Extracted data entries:
---------------

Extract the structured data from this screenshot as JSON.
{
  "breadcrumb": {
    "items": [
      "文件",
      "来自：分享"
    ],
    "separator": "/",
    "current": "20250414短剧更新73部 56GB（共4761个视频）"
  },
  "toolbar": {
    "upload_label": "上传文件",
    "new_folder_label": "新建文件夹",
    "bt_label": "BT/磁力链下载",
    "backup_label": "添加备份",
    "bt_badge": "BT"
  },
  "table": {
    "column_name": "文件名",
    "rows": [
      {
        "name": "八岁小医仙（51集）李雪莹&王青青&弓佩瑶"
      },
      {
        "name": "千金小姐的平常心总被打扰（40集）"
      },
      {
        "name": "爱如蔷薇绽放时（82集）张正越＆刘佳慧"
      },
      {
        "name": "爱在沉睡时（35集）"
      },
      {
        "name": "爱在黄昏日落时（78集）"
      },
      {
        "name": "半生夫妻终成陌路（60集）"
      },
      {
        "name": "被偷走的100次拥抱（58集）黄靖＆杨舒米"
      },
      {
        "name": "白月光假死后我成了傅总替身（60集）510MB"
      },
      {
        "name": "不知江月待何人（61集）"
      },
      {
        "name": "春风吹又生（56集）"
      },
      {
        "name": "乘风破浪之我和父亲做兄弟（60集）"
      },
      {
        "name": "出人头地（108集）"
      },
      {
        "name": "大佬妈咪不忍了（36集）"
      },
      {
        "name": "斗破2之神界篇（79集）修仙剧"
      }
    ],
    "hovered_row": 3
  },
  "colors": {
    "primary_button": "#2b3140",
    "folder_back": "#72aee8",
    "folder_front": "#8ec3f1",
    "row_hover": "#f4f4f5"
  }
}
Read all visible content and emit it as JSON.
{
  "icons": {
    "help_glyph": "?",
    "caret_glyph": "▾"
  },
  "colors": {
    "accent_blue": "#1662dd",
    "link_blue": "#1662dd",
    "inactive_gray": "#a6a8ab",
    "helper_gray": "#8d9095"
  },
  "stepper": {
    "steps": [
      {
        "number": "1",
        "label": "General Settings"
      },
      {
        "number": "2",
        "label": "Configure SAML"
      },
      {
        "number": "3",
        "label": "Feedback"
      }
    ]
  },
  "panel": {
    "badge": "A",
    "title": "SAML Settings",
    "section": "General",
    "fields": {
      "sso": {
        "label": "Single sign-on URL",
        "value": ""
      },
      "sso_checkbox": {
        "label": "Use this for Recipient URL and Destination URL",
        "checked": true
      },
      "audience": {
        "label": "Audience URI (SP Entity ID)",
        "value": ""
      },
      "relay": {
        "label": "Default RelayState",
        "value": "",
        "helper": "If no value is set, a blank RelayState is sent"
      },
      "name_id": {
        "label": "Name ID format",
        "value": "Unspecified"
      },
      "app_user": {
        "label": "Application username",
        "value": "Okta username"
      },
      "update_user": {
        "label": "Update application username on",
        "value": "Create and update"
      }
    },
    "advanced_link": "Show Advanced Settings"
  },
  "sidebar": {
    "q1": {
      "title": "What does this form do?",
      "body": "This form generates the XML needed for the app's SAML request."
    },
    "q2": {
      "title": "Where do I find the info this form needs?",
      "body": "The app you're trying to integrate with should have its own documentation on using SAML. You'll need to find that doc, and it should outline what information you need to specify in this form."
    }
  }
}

---------------

=== Task statement ===
Select all lines in the listing above where the word "General" appears, and show them.

=== Exercise solution ===
        "label": "General Settings"
    "section": "General",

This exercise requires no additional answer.